Task item
Repeat the listing that follows exactly, please.

Input
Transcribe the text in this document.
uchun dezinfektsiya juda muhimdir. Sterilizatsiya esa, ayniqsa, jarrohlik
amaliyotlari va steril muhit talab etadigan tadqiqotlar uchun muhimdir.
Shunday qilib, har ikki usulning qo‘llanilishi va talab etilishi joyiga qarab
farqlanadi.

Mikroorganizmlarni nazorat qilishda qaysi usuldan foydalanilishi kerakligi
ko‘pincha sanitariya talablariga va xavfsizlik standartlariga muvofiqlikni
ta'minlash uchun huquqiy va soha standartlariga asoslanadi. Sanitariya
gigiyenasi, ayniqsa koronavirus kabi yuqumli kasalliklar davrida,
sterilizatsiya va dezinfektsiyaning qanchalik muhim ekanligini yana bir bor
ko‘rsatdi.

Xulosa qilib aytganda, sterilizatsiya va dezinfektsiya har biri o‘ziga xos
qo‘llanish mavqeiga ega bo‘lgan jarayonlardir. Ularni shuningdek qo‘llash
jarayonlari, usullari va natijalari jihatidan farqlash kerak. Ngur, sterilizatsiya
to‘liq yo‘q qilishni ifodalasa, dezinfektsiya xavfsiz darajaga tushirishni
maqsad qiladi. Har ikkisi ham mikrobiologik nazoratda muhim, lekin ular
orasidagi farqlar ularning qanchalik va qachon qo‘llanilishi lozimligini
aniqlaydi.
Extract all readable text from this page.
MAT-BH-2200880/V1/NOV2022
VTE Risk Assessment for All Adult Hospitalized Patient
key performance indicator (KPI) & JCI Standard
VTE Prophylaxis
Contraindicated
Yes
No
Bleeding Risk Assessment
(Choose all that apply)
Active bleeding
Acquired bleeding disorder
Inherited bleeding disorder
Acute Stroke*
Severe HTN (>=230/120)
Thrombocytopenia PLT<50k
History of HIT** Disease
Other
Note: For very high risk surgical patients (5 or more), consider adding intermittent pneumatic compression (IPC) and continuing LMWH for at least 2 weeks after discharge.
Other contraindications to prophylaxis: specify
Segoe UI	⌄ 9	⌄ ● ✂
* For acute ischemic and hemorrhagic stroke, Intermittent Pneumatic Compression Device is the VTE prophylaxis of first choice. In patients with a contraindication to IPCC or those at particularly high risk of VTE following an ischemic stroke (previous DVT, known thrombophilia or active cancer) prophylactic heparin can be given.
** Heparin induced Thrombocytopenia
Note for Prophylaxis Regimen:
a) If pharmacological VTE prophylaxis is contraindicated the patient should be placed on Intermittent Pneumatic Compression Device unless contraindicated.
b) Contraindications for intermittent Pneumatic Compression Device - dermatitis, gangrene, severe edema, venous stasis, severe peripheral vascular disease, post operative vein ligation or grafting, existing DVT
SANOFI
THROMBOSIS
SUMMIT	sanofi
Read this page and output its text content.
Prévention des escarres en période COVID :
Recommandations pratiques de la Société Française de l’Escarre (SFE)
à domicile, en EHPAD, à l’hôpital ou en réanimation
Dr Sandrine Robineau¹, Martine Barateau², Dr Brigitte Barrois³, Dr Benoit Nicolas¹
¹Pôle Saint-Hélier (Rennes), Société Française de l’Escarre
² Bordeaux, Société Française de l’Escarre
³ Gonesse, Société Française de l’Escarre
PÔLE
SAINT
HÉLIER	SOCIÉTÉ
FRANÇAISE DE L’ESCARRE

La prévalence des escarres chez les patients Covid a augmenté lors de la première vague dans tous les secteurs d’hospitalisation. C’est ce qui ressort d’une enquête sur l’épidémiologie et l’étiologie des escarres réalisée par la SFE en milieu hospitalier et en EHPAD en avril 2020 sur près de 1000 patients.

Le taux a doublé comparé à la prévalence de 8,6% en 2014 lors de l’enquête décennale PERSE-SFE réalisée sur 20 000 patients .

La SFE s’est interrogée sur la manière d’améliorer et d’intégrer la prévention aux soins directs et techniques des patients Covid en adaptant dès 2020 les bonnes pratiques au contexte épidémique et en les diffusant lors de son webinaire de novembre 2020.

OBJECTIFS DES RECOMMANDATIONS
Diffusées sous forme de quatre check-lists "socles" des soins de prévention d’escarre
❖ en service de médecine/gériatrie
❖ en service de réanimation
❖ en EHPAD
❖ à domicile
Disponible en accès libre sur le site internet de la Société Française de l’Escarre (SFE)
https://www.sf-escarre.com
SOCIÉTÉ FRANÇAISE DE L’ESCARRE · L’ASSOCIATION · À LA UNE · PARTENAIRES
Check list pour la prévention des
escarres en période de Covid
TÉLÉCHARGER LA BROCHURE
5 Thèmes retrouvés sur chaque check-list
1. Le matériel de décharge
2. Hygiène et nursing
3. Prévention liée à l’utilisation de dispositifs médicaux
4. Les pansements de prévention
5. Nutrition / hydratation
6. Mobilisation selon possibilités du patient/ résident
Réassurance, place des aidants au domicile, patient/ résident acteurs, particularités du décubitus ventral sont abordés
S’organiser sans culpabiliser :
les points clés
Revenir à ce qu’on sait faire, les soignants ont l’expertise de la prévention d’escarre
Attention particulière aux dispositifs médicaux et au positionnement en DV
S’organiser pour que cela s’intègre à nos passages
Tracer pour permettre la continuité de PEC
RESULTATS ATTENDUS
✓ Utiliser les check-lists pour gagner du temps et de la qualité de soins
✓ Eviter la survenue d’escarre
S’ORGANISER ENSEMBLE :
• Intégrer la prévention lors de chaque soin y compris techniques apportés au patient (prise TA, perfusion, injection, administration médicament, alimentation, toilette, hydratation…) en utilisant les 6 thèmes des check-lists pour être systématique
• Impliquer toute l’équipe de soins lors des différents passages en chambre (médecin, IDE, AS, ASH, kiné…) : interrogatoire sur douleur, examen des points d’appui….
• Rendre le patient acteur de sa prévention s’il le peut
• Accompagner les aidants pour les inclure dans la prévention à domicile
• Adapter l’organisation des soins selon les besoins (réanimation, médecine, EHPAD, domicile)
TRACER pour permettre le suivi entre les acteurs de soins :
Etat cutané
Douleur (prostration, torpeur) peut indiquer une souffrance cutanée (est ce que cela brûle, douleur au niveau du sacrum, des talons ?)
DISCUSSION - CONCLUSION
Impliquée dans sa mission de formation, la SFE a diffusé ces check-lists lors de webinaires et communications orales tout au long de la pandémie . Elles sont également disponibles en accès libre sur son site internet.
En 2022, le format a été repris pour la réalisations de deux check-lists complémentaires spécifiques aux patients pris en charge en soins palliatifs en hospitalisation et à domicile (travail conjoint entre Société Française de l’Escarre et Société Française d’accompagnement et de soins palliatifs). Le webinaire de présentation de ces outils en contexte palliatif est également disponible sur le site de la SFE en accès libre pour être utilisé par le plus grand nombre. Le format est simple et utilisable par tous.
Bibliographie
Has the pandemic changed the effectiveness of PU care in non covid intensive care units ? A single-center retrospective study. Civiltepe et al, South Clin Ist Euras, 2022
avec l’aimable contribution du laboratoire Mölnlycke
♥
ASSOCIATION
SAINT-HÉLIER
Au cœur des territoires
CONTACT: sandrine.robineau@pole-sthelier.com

Result below
Transcribe the text in this document.
uchun dezinfektsiya juda muhimdir. Sterilizatsiya esa, ayniqsa, jarrohlik
amaliyotlari va steril muhit talab etadigan tadqiqotlar uchun muhimdir.
Shunday qilib, har ikki usulning qo‘llanilishi va talab etilishi joyiga qarab
farqlanadi.

Mikroorganizmlarni nazorat qilishda qaysi usuldan foydalanilishi kerakligi
ko‘pincha sanitariya talablariga va xavfsizlik standartlariga muvofiqlikni
ta'minlash uchun huquqiy va soha standartlariga asoslanadi. Sanitariya
gigiyenasi, ayniqsa koronavirus kabi yuqumli kasalliklar davrida,
sterilizatsiya va dezinfektsiyaning qanchalik muhim ekanligini yana bir bor
ko‘rsatdi.

Xulosa qilib aytganda, sterilizatsiya va dezinfektsiya har biri o‘ziga xos
qo‘llanish mavqeiga ega bo‘lgan jarayonlardir. Ularni shuningdek qo‘llash
jarayonlari, usullari va natijalari jihatidan farqlash kerak. Ngur, sterilizatsiya
to‘liq yo‘q qilishni ifodalasa, dezinfektsiya xavfsiz darajaga tushirishni
maqsad qiladi. Har ikkisi ham mikrobiologik nazoratda muhim, lekin ular
orasidagi farqlar ularning qanchalik va qachon qo‘llanilishi lozimligini
aniqlaydi.
Extract all readable text from this page.
MAT-BH-2200880/V1/NOV2022
VTE Risk Assessment for All Adult Hospitalized Patient
key performance indicator (KPI) & JCI Standard
VTE Prophylaxis
Contraindicated
Yes
No
Bleeding Risk Assessment
(Choose all that apply)
Active bleeding
Acquired bleeding disorder
Inherited bleeding disorder
Acute Stroke*
Severe HTN (>=230/120)
Thrombocytopenia PLT<50k
History of HIT** Disease
Other
Note: For very high risk surgical patients (5 or more), consider adding intermittent pneumatic compression (IPC) and continuing LMWH for at least 2 weeks after discharge.
Other contraindications to prophylaxis: specify
Segoe UI	⌄ 9	⌄ ● ✂
* For acute ischemic and hemorrhagic stroke, Intermittent Pneumatic Compression Device is the VTE prophylaxis of first choice. In patients with a contraindication to IPCC or those at particularly high risk of VTE following an ischemic stroke (previous DVT, known thrombophilia or active cancer) prophylactic heparin can be given.
** Heparin induced Thrombocytopenia
Note for Prophylaxis Regimen:
a) If pharmacological VTE prophylaxis is contraindicated the patient should be placed on Intermittent Pneumatic Compression Device unless contraindicated.
b) Contraindications for intermittent Pneumatic Compression Device - dermatitis, gangrene, severe edema, venous stasis, severe peripheral vascular disease, post operative vein ligation or grafting, existing DVT
SANOFI
THROMBOSIS
SUMMIT	sanofi
Read this page and output its text content.
Prévention des escarres en période COVID :
Recommandations pratiques de la Société Française de l’Escarre (SFE)
à domicile, en EHPAD, à l’hôpital ou en réanimation
Dr Sandrine Robineau¹, Martine Barateau², Dr Brigitte Barrois³, Dr Benoit Nicolas¹
¹Pôle Saint-Hélier (Rennes), Société Française de l’Escarre
² Bordeaux, Société Française de l’Escarre
³ Gonesse, Société Française de l’Escarre
PÔLE
SAINT
HÉLIER	SOCIÉTÉ
FRANÇAISE DE L’ESCARRE

La prévalence des escarres chez les patients Covid a augmenté lors de la première vague dans tous les secteurs d’hospitalisation. C’est ce qui ressort d’une enquête sur l’épidémiologie et l’étiologie des escarres réalisée par la SFE en milieu hospitalier et en EHPAD en avril 2020 sur près de 1000 patients.

Le taux a doublé comparé à la prévalence de 8,6% en 2014 lors de l’enquête décennale PERSE-SFE réalisée sur 20 000 patients .

La SFE s’est interrogée sur la manière d’améliorer et d’intégrer la prévention aux soins directs et techniques des patients Covid en adaptant dès 2020 les bonnes pratiques au contexte épidémique et en les diffusant lors de son webinaire de novembre 2020.

OBJECTIFS DES RECOMMANDATIONS
Diffusées sous forme de quatre check-lists "socles" des soins de prévention d’escarre
❖ en service de médecine/gériatrie
❖ en service de réanimation
❖ en EHPAD
❖ à domicile
Disponible en accès libre sur le site internet de la Société Française de l’Escarre (SFE)
https://www.sf-escarre.com
SOCIÉTÉ FRANÇAISE DE L’ESCARRE · L’ASSOCIATION · À LA UNE · PARTENAIRES
Check list pour la prévention des
escarres en période de Covid
TÉLÉCHARGER LA BROCHURE
5 Thèmes retrouvés sur chaque check-list
1. Le matériel de décharge
2. Hygiène et nursing
3. Prévention liée à l’utilisation de dispositifs médicaux
4. Les pansements de prévention
5. Nutrition / hydratation
6. Mobilisation selon possibilités du patient/ résident
Réassurance, place des aidants au domicile, patient/ résident acteurs, particularités du décubitus ventral sont abordés
S’organiser sans culpabiliser :
les points clés
Revenir à ce qu’on sait faire, les soignants ont l’expertise de la prévention d’escarre
Attention particulière aux dispositifs médicaux et au positionnement en DV
S’organiser pour que cela s’intègre à nos passages
Tracer pour permettre la continuité de PEC
RESULTATS ATTENDUS
✓ Utiliser les check-lists pour gagner du temps et de la qualité de soins
✓ Eviter la survenue d’escarre
S’ORGANISER ENSEMBLE :
• Intégrer la prévention lors de chaque soin y compris techniques apportés au patient (prise TA, perfusion, injection, administration médicament, alimentation, toilette, hydratation…) en utilisant les 6 thèmes des check-lists pour être systématique
• Impliquer toute l’équipe de soins lors des différents passages en chambre (médecin, IDE, AS, ASH, kiné…) : interrogatoire sur douleur, examen des points d’appui….
• Rendre le patient acteur de sa prévention s’il le peut
• Accompagner les aidants pour les inclure dans la prévention à domicile
• Adapter l’organisation des soins selon les besoins (réanimation, médecine, EHPAD, domicile)
TRACER pour permettre le suivi entre les acteurs de soins :
Etat cutané
Douleur (prostration, torpeur) peut indiquer une souffrance cutanée (est ce que cela brûle, douleur au niveau du sacrum, des talons ?)
DISCUSSION - CONCLUSION
Impliquée dans sa mission de formation, la SFE a diffusé ces check-lists lors de webinaires et communications orales tout au long de la pandémie . Elles sont également disponibles en accès libre sur son site internet.
En 2022, le format a été repris pour la réalisations de deux check-lists complémentaires spécifiques aux patients pris en charge en soins palliatifs en hospitalisation et à domicile (travail conjoint entre Société Française de l’Escarre et Société Française d’accompagnement et de soins palliatifs). Le webinaire de présentation de ces outils en contexte palliatif est également disponible sur le site de la SFE en accès libre pour être utilisé par le plus grand nombre. Le format est simple et utilisable par tous.
Bibliographie
Has the pandemic changed the effectiveness of PU care in non covid intensive care units ? A single-center retrospective study. Civiltepe et al, South Clin Ist Euras, 2022
avec l’aimable contribution du laboratoire Mölnlycke
♥
ASSOCIATION
SAINT-HÉLIER
Au cœur des territoires
CONTACT: sandrine.robineau@pole-sthelier.com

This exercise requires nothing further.